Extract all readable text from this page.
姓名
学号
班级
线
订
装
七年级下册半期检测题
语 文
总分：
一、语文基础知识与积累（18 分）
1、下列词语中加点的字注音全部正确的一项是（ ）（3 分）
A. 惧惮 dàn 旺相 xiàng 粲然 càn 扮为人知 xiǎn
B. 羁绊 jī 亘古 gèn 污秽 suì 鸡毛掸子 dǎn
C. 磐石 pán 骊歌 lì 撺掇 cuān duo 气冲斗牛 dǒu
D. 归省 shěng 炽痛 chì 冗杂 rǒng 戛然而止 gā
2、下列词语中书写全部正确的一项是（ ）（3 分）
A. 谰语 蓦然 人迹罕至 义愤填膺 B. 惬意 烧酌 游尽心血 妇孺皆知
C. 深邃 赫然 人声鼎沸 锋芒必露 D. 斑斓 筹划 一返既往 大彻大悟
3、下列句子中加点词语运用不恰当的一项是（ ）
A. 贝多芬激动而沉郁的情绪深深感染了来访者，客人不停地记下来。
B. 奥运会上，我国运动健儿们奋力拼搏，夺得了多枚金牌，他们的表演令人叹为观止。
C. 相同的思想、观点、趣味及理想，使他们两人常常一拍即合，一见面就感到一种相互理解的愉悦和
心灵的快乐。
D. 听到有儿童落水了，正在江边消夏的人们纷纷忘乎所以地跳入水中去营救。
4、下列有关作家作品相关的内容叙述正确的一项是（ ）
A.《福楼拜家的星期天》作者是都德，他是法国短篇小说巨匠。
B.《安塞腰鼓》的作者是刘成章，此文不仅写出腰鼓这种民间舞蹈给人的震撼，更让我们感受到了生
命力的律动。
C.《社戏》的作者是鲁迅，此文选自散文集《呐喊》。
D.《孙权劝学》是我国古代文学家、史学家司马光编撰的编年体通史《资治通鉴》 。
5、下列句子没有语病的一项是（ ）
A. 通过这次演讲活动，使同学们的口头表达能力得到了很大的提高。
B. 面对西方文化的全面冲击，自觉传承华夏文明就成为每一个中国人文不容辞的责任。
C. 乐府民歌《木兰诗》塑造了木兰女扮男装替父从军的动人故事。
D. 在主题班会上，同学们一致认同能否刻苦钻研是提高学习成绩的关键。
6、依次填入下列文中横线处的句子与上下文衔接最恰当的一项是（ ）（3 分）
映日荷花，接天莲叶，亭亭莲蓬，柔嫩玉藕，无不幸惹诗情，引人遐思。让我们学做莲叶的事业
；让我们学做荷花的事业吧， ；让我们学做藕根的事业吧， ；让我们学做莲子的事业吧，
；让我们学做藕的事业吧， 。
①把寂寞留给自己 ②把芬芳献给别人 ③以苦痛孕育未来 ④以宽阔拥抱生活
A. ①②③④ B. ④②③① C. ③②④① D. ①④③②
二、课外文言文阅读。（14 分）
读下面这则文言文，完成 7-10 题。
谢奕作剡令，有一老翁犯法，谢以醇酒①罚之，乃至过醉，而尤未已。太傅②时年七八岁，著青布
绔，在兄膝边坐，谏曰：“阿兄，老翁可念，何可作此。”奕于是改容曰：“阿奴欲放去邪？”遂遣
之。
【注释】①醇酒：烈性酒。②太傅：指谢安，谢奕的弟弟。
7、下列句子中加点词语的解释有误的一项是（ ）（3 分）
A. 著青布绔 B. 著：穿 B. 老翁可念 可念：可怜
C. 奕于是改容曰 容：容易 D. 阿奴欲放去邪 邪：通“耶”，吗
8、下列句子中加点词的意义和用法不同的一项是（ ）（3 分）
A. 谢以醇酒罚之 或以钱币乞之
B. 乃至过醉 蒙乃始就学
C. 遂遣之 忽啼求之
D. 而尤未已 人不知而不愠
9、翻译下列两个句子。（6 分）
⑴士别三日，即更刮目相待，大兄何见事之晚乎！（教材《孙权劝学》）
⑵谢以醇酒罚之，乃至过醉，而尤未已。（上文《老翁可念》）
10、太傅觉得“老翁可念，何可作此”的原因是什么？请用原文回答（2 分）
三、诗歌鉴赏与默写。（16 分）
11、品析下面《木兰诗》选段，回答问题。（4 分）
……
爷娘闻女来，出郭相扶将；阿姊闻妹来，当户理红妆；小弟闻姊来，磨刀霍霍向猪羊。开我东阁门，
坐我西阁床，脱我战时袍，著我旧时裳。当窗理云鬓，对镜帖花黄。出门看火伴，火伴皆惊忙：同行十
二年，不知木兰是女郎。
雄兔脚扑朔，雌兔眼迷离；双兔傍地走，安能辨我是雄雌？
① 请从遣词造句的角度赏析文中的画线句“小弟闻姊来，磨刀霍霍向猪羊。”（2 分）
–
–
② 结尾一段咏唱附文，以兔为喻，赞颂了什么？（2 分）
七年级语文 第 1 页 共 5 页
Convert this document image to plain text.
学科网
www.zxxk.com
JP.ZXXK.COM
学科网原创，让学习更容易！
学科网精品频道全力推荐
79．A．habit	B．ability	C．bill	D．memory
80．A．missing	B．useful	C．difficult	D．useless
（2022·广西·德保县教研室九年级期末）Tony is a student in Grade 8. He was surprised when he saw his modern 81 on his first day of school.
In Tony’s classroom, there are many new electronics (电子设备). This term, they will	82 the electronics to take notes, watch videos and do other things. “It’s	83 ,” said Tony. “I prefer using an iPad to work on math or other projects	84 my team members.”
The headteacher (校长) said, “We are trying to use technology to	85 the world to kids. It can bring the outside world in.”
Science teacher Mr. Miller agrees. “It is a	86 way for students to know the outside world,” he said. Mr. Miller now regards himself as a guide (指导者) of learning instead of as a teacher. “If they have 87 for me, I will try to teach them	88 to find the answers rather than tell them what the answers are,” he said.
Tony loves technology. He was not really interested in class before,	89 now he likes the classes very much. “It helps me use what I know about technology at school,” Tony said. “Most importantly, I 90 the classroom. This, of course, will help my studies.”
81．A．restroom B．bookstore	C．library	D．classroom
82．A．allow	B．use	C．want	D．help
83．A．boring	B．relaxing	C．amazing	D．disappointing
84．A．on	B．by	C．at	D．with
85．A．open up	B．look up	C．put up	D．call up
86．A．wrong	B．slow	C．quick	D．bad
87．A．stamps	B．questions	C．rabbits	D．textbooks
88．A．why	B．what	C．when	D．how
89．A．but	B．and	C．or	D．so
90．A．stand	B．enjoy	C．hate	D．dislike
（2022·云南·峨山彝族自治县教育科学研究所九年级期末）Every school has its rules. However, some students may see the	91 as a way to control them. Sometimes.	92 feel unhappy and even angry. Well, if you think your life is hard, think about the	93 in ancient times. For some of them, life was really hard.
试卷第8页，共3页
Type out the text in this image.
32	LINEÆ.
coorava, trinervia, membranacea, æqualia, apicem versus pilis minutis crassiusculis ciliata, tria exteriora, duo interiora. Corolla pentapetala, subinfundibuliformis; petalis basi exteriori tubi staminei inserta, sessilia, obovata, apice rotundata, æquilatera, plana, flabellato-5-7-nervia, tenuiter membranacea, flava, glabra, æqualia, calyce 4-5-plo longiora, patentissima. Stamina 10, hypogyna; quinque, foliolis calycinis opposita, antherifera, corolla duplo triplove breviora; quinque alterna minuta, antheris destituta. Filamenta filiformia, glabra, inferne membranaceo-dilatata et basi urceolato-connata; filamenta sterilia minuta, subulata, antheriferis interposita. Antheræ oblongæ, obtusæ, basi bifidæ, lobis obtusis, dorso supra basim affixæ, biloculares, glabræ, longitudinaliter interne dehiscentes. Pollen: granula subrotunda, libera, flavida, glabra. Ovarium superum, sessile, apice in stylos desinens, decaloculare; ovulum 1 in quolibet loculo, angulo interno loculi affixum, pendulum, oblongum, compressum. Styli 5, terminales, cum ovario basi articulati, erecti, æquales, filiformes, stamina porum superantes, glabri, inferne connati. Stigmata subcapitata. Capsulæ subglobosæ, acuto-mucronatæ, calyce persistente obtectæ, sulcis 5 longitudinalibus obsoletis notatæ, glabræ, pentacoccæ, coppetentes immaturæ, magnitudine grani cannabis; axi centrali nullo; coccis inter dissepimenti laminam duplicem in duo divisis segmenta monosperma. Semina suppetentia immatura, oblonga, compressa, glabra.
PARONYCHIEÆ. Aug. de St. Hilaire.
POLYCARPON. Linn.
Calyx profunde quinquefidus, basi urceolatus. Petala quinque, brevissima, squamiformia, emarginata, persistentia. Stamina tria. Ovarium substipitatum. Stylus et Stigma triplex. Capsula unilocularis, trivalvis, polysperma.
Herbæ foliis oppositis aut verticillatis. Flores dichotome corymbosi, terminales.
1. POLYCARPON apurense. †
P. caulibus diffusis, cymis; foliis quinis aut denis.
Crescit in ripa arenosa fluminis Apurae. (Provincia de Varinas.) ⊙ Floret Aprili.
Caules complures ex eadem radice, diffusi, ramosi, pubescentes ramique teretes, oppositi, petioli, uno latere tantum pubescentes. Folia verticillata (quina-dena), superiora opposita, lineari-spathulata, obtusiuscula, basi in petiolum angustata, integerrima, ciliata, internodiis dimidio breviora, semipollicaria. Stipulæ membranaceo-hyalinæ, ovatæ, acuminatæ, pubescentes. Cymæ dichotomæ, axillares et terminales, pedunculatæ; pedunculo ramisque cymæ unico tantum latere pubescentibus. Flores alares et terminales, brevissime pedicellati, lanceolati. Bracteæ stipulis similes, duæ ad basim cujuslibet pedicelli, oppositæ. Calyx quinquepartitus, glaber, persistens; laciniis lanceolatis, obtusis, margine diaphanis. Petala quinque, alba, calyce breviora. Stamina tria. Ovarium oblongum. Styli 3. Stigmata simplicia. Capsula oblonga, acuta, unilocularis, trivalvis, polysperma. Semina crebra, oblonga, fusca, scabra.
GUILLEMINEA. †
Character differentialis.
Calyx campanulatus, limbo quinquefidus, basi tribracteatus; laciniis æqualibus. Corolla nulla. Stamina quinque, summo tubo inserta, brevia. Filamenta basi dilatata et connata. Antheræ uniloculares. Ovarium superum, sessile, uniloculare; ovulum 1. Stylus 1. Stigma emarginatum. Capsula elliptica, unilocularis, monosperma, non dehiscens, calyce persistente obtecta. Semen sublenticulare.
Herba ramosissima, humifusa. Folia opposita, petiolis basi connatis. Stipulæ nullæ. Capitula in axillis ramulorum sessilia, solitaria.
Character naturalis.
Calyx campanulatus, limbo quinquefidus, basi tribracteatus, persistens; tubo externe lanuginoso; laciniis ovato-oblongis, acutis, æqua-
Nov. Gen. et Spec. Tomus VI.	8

========================

Pull out each line of the entries that contains "老翁可念".

**Response for this exercise:**
绔，在兄膝边坐，谏曰：“阿兄，老翁可念，何可作此。”奕于是改容曰：“阿奴欲放去邪？”遂遣
A. 著青布绔 B. 著：穿 B. 老翁可念 可念：可怜
⑵谢以醇酒罚之，乃至过醉，而尤未已。（上文《老翁可念》）
10、太傅觉得“老翁可念，何可作此”的原因是什么？请用原文回答（2 分）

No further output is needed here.